*Work to do*: Find each line holding the word "name" and give the number of such lines, nothing else.

▬▬▬▬▬▬▬▬▬▬

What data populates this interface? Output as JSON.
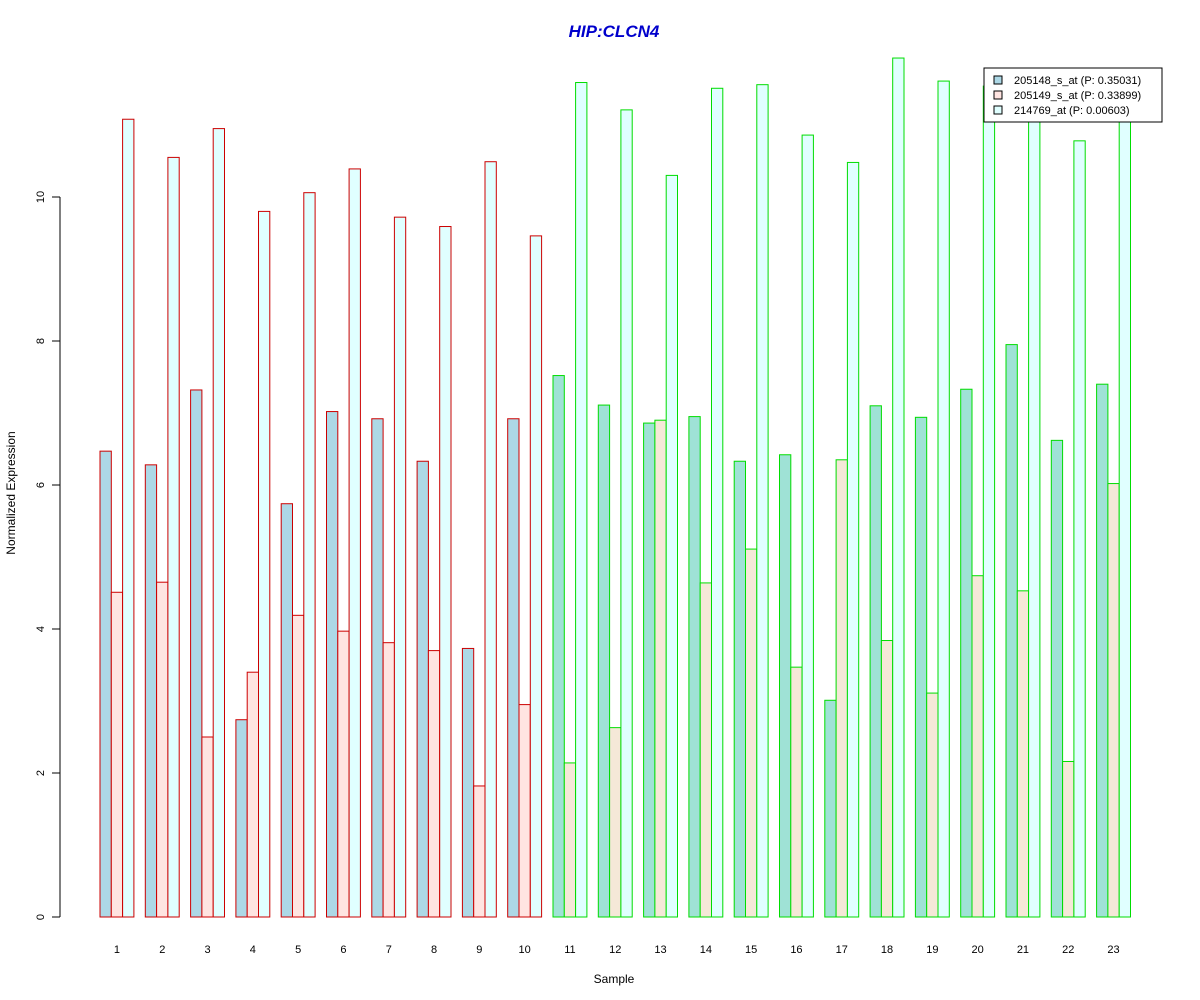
{
  "chart_data": {
    "type": "bar",
    "title": "HIP:CLCN4",
    "xlabel": "Sample",
    "ylabel": "Normalized Expression",
    "ylim": [
      0,
      12
    ],
    "yticks": [
      0,
      2,
      4,
      6,
      8,
      10
    ],
    "grid": false,
    "legend_position": "top-right",
    "categories": [
      "1",
      "2",
      "3",
      "4",
      "5",
      "6",
      "7",
      "8",
      "9",
      "10",
      "11",
      "12",
      "13",
      "14",
      "15",
      "16",
      "17",
      "18",
      "19",
      "20",
      "21",
      "22",
      "23"
    ],
    "series": [
      {
        "name": "205148_s_at (P: 0.35031)",
        "values": [
          6.47,
          6.28,
          7.32,
          2.74,
          5.74,
          7.02,
          6.92,
          6.33,
          3.73,
          6.92,
          7.52,
          7.11,
          6.86,
          6.95,
          6.33,
          6.42,
          3.01,
          7.1,
          6.94,
          7.33,
          7.95,
          6.62,
          7.4
        ]
      },
      {
        "name": "205149_s_at (P: 0.33899)",
        "values": [
          4.51,
          4.65,
          2.5,
          3.4,
          4.19,
          3.97,
          3.81,
          3.7,
          1.82,
          2.95,
          2.14,
          2.63,
          6.9,
          4.64,
          5.11,
          3.47,
          6.35,
          3.84,
          3.11,
          4.74,
          4.53,
          2.16,
          6.02
        ]
      },
      {
        "name": "214769_at (P: 0.00603)",
        "values": [
          11.08,
          10.55,
          10.95,
          9.8,
          10.06,
          10.39,
          9.72,
          9.59,
          10.49,
          9.46,
          11.59,
          11.21,
          10.3,
          11.51,
          11.56,
          10.86,
          10.48,
          11.93,
          11.61,
          11.54,
          11.3,
          10.78,
          11.2
        ]
      }
    ],
    "group_styles": {
      "group1": {
        "categories": [
          1,
          2,
          3,
          4,
          5,
          6,
          7,
          8,
          9,
          10
        ],
        "border_color": "#cc0000",
        "fills": [
          "#add8e6",
          "#ffe4e1",
          "#e0ffff"
        ]
      },
      "group2": {
        "categories": [
          11,
          12,
          13,
          14,
          15,
          16,
          17,
          18,
          19,
          20,
          21,
          22,
          23
        ],
        "border_color": "#00dd00",
        "fills": [
          "#9fe2d6",
          "#f5e8d8",
          "#e0ffff"
        ]
      }
    },
    "title_color": "#0000cc",
    "legend_fills": [
      "#add8e6",
      "#ffe4e1",
      "#e0ffff"
    ]
  }
}
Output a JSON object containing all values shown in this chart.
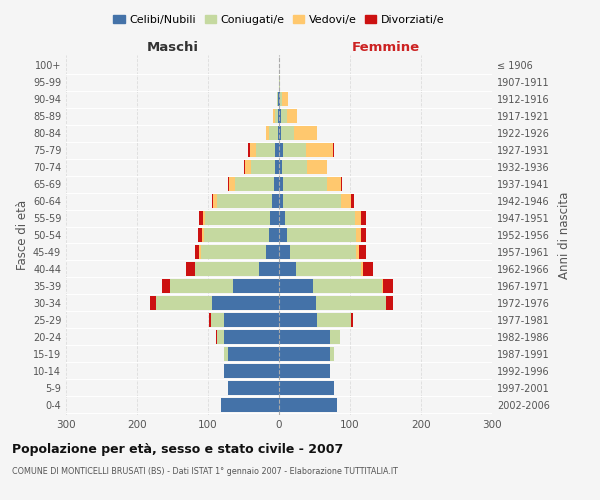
{
  "age_groups": [
    "0-4",
    "5-9",
    "10-14",
    "15-19",
    "20-24",
    "25-29",
    "30-34",
    "35-39",
    "40-44",
    "45-49",
    "50-54",
    "55-59",
    "60-64",
    "65-69",
    "70-74",
    "75-79",
    "80-84",
    "85-89",
    "90-94",
    "95-99",
    "100+"
  ],
  "birth_years": [
    "2002-2006",
    "1997-2001",
    "1992-1996",
    "1987-1991",
    "1982-1986",
    "1977-1981",
    "1972-1976",
    "1967-1971",
    "1962-1966",
    "1957-1961",
    "1952-1956",
    "1947-1951",
    "1942-1946",
    "1937-1941",
    "1932-1936",
    "1927-1931",
    "1922-1926",
    "1917-1921",
    "1912-1916",
    "1907-1911",
    "≤ 1906"
  ],
  "maschi_celibi": [
    82,
    72,
    78,
    72,
    78,
    78,
    95,
    65,
    28,
    18,
    14,
    12,
    10,
    7,
    5,
    5,
    2,
    1,
    1,
    0,
    0
  ],
  "maschi_coniugati": [
    0,
    0,
    0,
    5,
    10,
    18,
    78,
    88,
    90,
    92,
    92,
    92,
    78,
    55,
    35,
    28,
    12,
    5,
    2,
    0,
    0
  ],
  "maschi_vedovi": [
    0,
    0,
    0,
    0,
    0,
    0,
    0,
    0,
    1,
    2,
    3,
    3,
    5,
    8,
    8,
    8,
    5,
    2,
    0,
    0,
    0
  ],
  "maschi_divorziati": [
    0,
    0,
    0,
    0,
    1,
    2,
    8,
    12,
    12,
    7,
    5,
    5,
    2,
    2,
    1,
    2,
    0,
    0,
    0,
    0,
    0
  ],
  "femmine_nubili": [
    82,
    78,
    72,
    72,
    72,
    53,
    52,
    48,
    24,
    16,
    11,
    9,
    6,
    5,
    4,
    5,
    3,
    3,
    1,
    0,
    0
  ],
  "femmine_coniugate": [
    0,
    0,
    0,
    5,
    14,
    48,
    98,
    97,
    92,
    93,
    98,
    98,
    82,
    62,
    35,
    33,
    18,
    8,
    3,
    1,
    0
  ],
  "femmine_vedove": [
    0,
    0,
    0,
    0,
    0,
    1,
    1,
    2,
    2,
    4,
    7,
    9,
    14,
    20,
    28,
    38,
    33,
    15,
    8,
    1,
    0
  ],
  "femmine_divorziate": [
    0,
    0,
    0,
    0,
    0,
    2,
    9,
    14,
    14,
    9,
    7,
    7,
    4,
    2,
    1,
    2,
    0,
    0,
    0,
    0,
    0
  ],
  "colors_celibi": "#4472a8",
  "colors_coniugati": "#c5d9a0",
  "colors_vedovi": "#ffc86e",
  "colors_divorziati": "#cc1111",
  "xlim": 300,
  "title": "Popolazione per età, sesso e stato civile - 2007",
  "subtitle": "COMUNE DI MONTICELLI BRUSATI (BS) - Dati ISTAT 1° gennaio 2007 - Elaborazione TUTTITALIA.IT",
  "ylabel": "Fasce di età",
  "ylabel_right": "Anni di nascita",
  "xlabel_maschi": "Maschi",
  "xlabel_femmine": "Femmine",
  "bg_color": "#f5f5f5",
  "legend_labels": [
    "Celibi/Nubili",
    "Coniugati/e",
    "Vedovi/e",
    "Divorziati/e"
  ]
}
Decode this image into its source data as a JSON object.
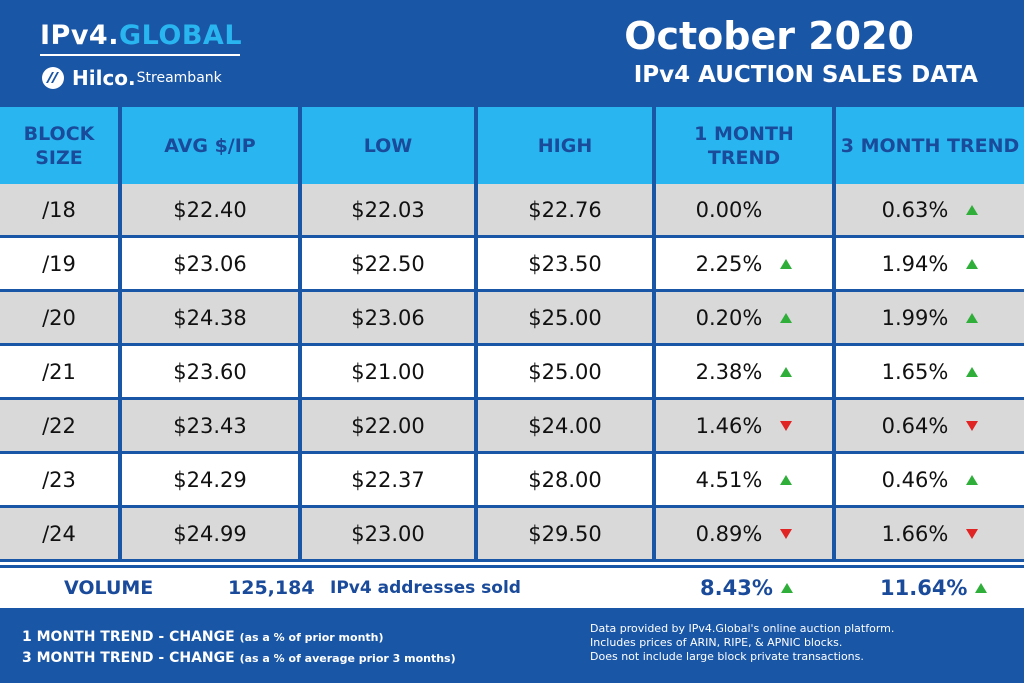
{
  "header": {
    "brand_main": "IPv4.",
    "brand_accent": "GLOBAL",
    "sub_brand_bold": "Hilco.",
    "sub_brand_rest": "Streambank",
    "title_main": "October 2020",
    "title_sub": "IPv4 AUCTION SALES DATA"
  },
  "columns": [
    "BLOCK SIZE",
    "AVG $/IP",
    "LOW",
    "HIGH",
    "1 MONTH TREND",
    "3 MONTH TREND"
  ],
  "rows": [
    {
      "block": "/18",
      "avg": "$22.40",
      "low": "$22.03",
      "high": "$22.76",
      "t1": "0.00%",
      "t1_dir": "none",
      "t3": "0.63%",
      "t3_dir": "up"
    },
    {
      "block": "/19",
      "avg": "$23.06",
      "low": "$22.50",
      "high": "$23.50",
      "t1": "2.25%",
      "t1_dir": "up",
      "t3": "1.94%",
      "t3_dir": "up"
    },
    {
      "block": "/20",
      "avg": "$24.38",
      "low": "$23.06",
      "high": "$25.00",
      "t1": "0.20%",
      "t1_dir": "up",
      "t3": "1.99%",
      "t3_dir": "up"
    },
    {
      "block": "/21",
      "avg": "$23.60",
      "low": "$21.00",
      "high": "$25.00",
      "t1": "2.38%",
      "t1_dir": "up",
      "t3": "1.65%",
      "t3_dir": "up"
    },
    {
      "block": "/22",
      "avg": "$23.43",
      "low": "$22.00",
      "high": "$24.00",
      "t1": "1.46%",
      "t1_dir": "down",
      "t3": "0.64%",
      "t3_dir": "down"
    },
    {
      "block": "/23",
      "avg": "$24.29",
      "low": "$22.37",
      "high": "$28.00",
      "t1": "4.51%",
      "t1_dir": "up",
      "t3": "0.46%",
      "t3_dir": "up"
    },
    {
      "block": "/24",
      "avg": "$24.99",
      "low": "$23.00",
      "high": "$29.50",
      "t1": "0.89%",
      "t1_dir": "down",
      "t3": "1.66%",
      "t3_dir": "down"
    }
  ],
  "volume": {
    "label": "VOLUME",
    "count": "125,184",
    "text": "IPv4 addresses sold",
    "t1": "8.43%",
    "t1_dir": "up",
    "t3": "11.64%",
    "t3_dir": "up"
  },
  "footer": {
    "legend1_bold": "1 MONTH TREND - CHANGE",
    "legend1_small": "(as a % of prior month)",
    "legend2_bold": "3 MONTH TREND - CHANGE",
    "legend2_small": "(as a % of average prior 3 months)",
    "note1": "Data provided by IPv4.Global's online auction platform.",
    "note2": "Includes prices of ARIN, RIPE, & APNIC blocks.",
    "note3": "Does not include large block private transactions."
  },
  "colors": {
    "primary": "#1a56a6",
    "header_cell": "#29b6f0",
    "up_arrow": "#2fae3a",
    "down_arrow": "#e02323"
  }
}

▬▬▬▬▬▬▬▬▬▬

*Answer to the task*: 3